_Task goal_
Every record below should be printed exactly as given.

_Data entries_

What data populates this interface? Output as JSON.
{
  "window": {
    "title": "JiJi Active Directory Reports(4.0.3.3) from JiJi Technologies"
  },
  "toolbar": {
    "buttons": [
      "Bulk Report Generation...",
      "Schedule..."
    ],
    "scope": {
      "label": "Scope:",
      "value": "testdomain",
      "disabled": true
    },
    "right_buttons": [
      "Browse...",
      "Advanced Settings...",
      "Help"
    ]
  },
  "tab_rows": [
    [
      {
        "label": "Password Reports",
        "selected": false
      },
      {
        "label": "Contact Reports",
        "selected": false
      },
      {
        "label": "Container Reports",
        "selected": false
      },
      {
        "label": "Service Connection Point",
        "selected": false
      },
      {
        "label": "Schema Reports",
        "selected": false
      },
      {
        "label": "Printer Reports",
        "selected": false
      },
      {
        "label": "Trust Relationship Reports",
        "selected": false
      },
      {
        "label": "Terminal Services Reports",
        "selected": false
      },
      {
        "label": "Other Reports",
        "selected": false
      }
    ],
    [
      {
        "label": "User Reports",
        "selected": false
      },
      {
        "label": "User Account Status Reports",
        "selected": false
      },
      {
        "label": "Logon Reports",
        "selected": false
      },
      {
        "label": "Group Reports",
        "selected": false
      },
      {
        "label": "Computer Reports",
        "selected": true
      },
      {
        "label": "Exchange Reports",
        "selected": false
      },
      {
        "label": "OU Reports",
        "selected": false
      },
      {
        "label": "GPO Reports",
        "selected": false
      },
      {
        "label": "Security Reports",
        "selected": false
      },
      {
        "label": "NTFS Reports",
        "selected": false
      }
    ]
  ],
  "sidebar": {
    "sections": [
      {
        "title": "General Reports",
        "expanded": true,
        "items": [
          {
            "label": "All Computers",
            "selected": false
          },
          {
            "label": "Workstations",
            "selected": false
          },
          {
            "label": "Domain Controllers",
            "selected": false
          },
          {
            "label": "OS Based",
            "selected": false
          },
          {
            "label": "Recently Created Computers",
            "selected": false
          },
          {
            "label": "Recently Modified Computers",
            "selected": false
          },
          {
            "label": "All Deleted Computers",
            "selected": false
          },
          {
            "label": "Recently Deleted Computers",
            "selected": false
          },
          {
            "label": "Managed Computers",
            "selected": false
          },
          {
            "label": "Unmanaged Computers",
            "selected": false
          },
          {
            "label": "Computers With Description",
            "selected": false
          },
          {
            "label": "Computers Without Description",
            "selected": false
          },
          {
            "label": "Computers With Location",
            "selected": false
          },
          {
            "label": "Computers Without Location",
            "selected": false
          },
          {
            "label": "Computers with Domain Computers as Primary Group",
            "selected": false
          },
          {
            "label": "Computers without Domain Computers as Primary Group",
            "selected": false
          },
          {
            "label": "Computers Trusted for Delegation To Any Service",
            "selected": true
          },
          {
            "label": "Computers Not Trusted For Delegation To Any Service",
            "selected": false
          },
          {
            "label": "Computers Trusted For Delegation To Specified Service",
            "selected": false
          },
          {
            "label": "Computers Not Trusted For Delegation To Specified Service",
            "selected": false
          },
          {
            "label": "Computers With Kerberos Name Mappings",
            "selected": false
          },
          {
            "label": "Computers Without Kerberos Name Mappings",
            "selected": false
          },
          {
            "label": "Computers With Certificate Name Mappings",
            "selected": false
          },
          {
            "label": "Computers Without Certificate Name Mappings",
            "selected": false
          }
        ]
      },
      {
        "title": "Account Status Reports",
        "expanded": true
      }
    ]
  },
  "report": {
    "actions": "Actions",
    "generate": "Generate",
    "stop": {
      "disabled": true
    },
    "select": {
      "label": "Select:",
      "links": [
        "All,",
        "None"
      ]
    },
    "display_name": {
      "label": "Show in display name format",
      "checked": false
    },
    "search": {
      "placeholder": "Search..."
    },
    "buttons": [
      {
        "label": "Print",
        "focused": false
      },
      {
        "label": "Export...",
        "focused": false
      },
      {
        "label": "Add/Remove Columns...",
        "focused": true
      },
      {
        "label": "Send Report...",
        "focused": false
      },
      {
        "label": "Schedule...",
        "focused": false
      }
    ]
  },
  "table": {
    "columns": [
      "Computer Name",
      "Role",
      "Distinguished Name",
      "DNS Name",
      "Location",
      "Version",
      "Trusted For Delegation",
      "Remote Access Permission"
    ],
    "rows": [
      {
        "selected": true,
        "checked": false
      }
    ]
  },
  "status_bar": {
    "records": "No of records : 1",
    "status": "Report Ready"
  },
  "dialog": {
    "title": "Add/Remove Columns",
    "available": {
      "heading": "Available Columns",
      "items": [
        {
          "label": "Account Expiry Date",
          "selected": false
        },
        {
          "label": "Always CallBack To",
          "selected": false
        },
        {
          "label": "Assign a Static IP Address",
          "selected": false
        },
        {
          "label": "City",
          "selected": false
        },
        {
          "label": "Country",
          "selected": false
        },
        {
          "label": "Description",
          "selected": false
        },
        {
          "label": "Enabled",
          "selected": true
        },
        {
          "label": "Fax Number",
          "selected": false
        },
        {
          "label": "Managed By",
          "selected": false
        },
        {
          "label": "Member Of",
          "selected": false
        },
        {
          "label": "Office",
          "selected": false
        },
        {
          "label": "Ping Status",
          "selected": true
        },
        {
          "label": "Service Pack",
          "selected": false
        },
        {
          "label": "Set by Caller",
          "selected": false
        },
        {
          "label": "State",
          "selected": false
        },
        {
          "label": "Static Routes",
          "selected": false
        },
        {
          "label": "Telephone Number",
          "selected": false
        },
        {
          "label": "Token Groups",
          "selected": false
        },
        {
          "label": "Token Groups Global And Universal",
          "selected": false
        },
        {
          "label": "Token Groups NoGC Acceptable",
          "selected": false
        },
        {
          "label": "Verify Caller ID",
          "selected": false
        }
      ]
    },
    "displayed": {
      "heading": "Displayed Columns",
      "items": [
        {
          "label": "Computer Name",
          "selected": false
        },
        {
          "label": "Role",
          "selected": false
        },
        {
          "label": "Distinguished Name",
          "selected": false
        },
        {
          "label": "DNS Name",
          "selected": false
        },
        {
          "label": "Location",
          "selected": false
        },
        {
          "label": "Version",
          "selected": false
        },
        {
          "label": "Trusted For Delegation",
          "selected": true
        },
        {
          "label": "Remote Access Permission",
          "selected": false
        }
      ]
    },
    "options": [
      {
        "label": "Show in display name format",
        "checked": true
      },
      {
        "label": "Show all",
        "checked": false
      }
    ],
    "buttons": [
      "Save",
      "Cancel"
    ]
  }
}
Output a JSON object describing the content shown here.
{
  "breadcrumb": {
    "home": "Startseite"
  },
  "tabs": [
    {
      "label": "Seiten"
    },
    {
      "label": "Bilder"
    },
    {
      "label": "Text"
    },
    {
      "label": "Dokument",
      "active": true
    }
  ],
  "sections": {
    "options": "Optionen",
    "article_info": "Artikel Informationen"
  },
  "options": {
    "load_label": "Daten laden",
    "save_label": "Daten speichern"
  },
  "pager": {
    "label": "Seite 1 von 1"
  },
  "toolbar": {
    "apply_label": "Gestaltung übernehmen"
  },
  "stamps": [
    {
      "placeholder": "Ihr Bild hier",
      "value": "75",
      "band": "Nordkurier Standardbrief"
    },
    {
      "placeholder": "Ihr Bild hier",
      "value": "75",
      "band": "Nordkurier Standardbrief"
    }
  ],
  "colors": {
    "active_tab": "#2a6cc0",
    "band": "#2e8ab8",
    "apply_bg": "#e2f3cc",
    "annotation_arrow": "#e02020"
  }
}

_Finished exercise_
What data populates this interface? Output as JSON.
{
  "window": {
    "title": "JiJi Active Directory Reports(4.0.3.3) from JiJi Technologies"
  },
  "toolbar": {
    "buttons": [
      "Bulk Report Generation...",
      "Schedule..."
    ],
    "scope": {
      "label": "Scope:",
      "value": "testdomain",
      "disabled": true
    },
    "right_buttons": [
      "Browse...",
      "Advanced Settings...",
      "Help"
    ]
  },
  "tab_rows": [
    [
      {
        "label": "Password Reports",
        "selected": false
      },
      {
        "label": "Contact Reports",
        "selected": false
      },
      {
        "label": "Container Reports",
        "selected": false
      },
      {
        "label": "Service Connection Point",
        "selected": false
      },
      {
        "label": "Schema Reports",
        "selected": false
      },
      {
        "label": "Printer Reports",
        "selected": false
      },
      {
        "label": "Trust Relationship Reports",
        "selected": false
      },
      {
        "label": "Terminal Services Reports",
        "selected": false
      },
      {
        "label": "Other Reports",
        "selected": false
      }
    ],
    [
      {
        "label": "User Reports",
        "selected": false
      },
      {
        "label": "User Account Status Reports",
        "selected": false
      },
      {
        "label": "Logon Reports",
        "selected": false
      },
      {
        "label": "Group Reports",
        "selected": false
      },
      {
        "label": "Computer Reports",
        "selected": true
      },
      {
        "label": "Exchange Reports",
        "selected": false
      },
      {
        "label": "OU Reports",
        "selected": false
      },
      {
        "label": "GPO Reports",
        "selected": false
      },
      {
        "label": "Security Reports",
        "selected": false
      },
      {
        "label": "NTFS Reports",
        "selected": false
      }
    ]
  ],
  "sidebar": {
    "sections": [
      {
        "title": "General Reports",
        "expanded": true,
        "items": [
          {
            "label": "All Computers",
            "selected": false
          },
          {
            "label": "Workstations",
            "selected": false
          },
          {
            "label": "Domain Controllers",
            "selected": false
          },
          {
            "label": "OS Based",
            "selected": false
          },
          {
            "label": "Recently Created Computers",
            "selected": false
          },
          {
            "label": "Recently Modified Computers",
            "selected": false
          },
          {
            "label": "All Deleted Computers",
            "selected": false
          },
          {
            "label": "Recently Deleted Computers",
            "selected": false
          },
          {
            "label": "Managed Computers",
            "selected": false
          },
          {
            "label": "Unmanaged Computers",
            "selected": false
          },
          {
            "label": "Computers With Description",
            "selected": false
          },
          {
            "label": "Computers Without Description",
            "selected": false
          },
          {
            "label": "Computers With Location",
            "selected": false
          },
          {
            "label": "Computers Without Location",
            "selected": false
          },
          {
            "label": "Computers with Domain Computers as Primary Group",
            "selected": false
          },
          {
            "label": "Computers without Domain Computers as Primary Group",
            "selected": false
          },
          {
            "label": "Computers Trusted for Delegation To Any Service",
            "selected": true
          },
          {
            "label": "Computers Not Trusted For Delegation To Any Service",
            "selected": false
          },
          {
            "label": "Computers Trusted For Delegation To Specified Service",
            "selected": false
          },
          {
            "label": "Computers Not Trusted For Delegation To Specified Service",
            "selected": false
          },
          {
            "label": "Computers With Kerberos Name Mappings",
            "selected": false
          },
          {
            "label": "Computers Without Kerberos Name Mappings",
            "selected": false
          },
          {
            "label": "Computers With Certificate Name Mappings",
            "selected": false
          },
          {
            "label": "Computers Without Certificate Name Mappings",
            "selected": false
          }
        ]
      },
      {
        "title": "Account Status Reports",
        "expanded": true
      }
    ]
  },
  "report": {
    "actions": "Actions",
    "generate": "Generate",
    "stop": {
      "disabled": true
    },
    "select": {
      "label": "Select:",
      "links": [
        "All,",
        "None"
      ]
    },
    "display_name": {
      "label": "Show in display name format",
      "checked": false
    },
    "search": {
      "placeholder": "Search..."
    },
    "buttons": [
      {
        "label": "Print",
        "focused": false
      },
      {
        "label": "Export...",
        "focused": false
      },
      {
        "label": "Add/Remove Columns...",
        "focused": true
      },
      {
        "label": "Send Report...",
        "focused": false
      },
      {
        "label": "Schedule...",
        "focused": false
      }
    ]
  },
  "table": {
    "columns": [
      "Computer Name",
      "Role",
      "Distinguished Name",
      "DNS Name",
      "Location",
      "Version",
      "Trusted For Delegation",
      "Remote Access Permission"
    ],
    "rows": [
      {
        "selected": true,
        "checked": false
      }
    ]
  },
  "status_bar": {
    "records": "No of records : 1",
    "status": "Report Ready"
  },
  "dialog": {
    "title": "Add/Remove Columns",
    "available": {
      "heading": "Available Columns",
      "items": [
        {
          "label": "Account Expiry Date",
          "selected": false
        },
        {
          "label": "Always CallBack To",
          "selected": false
        },
        {
          "label": "Assign a Static IP Address",
          "selected": false
        },
        {
          "label": "City",
          "selected": false
        },
        {
          "label": "Country",
          "selected": false
        },
        {
          "label": "Description",
          "selected": false
        },
        {
          "label": "Enabled",
          "selected": true
        },
        {
          "label": "Fax Number",
          "selected": false
        },
        {
          "label": "Managed By",
          "selected": false
        },
        {
          "label": "Member Of",
          "selected": false
        },
        {
          "label": "Office",
          "selected": false
        },
        {
          "label": "Ping Status",
          "selected": true
        },
        {
          "label": "Service Pack",
          "selected": false
        },
        {
          "label": "Set by Caller",
          "selected": false
        },
        {
          "label": "State",
          "selected": false
        },
        {
          "label": "Static Routes",
          "selected": false
        },
        {
          "label": "Telephone Number",
          "selected": false
        },
        {
          "label": "Token Groups",
          "selected": false
        },
        {
          "label": "Token Groups Global And Universal",
          "selected": false
        },
        {
          "label": "Token Groups NoGC Acceptable",
          "selected": false
        },
        {
          "label": "Verify Caller ID",
          "selected": false
        }
      ]
    },
    "displayed": {
      "heading": "Displayed Columns",
      "items": [
        {
          "label": "Computer Name",
          "selected": false
        },
        {
          "label": "Role",
          "selected": false
        },
        {
          "label": "Distinguished Name",
          "selected": false
        },
        {
          "label": "DNS Name",
          "selected": false
        },
        {
          "label": "Location",
          "selected": false
        },
        {
          "label": "Version",
          "selected": false
        },
        {
          "label": "Trusted For Delegation",
          "selected": true
        },
        {
          "label": "Remote Access Permission",
          "selected": false
        }
      ]
    },
    "options": [
      {
        "label": "Show in display name format",
        "checked": true
      },
      {
        "label": "Show all",
        "checked": false
      }
    ],
    "buttons": [
      "Save",
      "Cancel"
    ]
  }
}
Output a JSON object describing the content shown here.
{
  "breadcrumb": {
    "home": "Startseite"
  },
  "tabs": [
    {
      "label": "Seiten"
    },
    {
      "label": "Bilder"
    },
    {
      "label": "Text"
    },
    {
      "label": "Dokument",
      "active": true
    }
  ],
  "sections": {
    "options": "Optionen",
    "article_info": "Artikel Informationen"
  },
  "options": {
    "load_label": "Daten laden",
    "save_label": "Daten speichern"
  },
  "pager": {
    "label": "Seite 1 von 1"
  },
  "toolbar": {
    "apply_label": "Gestaltung übernehmen"
  },
  "stamps": [
    {
      "placeholder": "Ihr Bild hier",
      "value": "75",
      "band": "Nordkurier Standardbrief"
    },
    {
      "placeholder": "Ihr Bild hier",
      "value": "75",
      "band": "Nordkurier Standardbrief"
    }
  ],
  "colors": {
    "active_tab": "#2a6cc0",
    "band": "#2e8ab8",
    "apply_bg": "#e2f3cc",
    "annotation_arrow": "#e02020"
  }
}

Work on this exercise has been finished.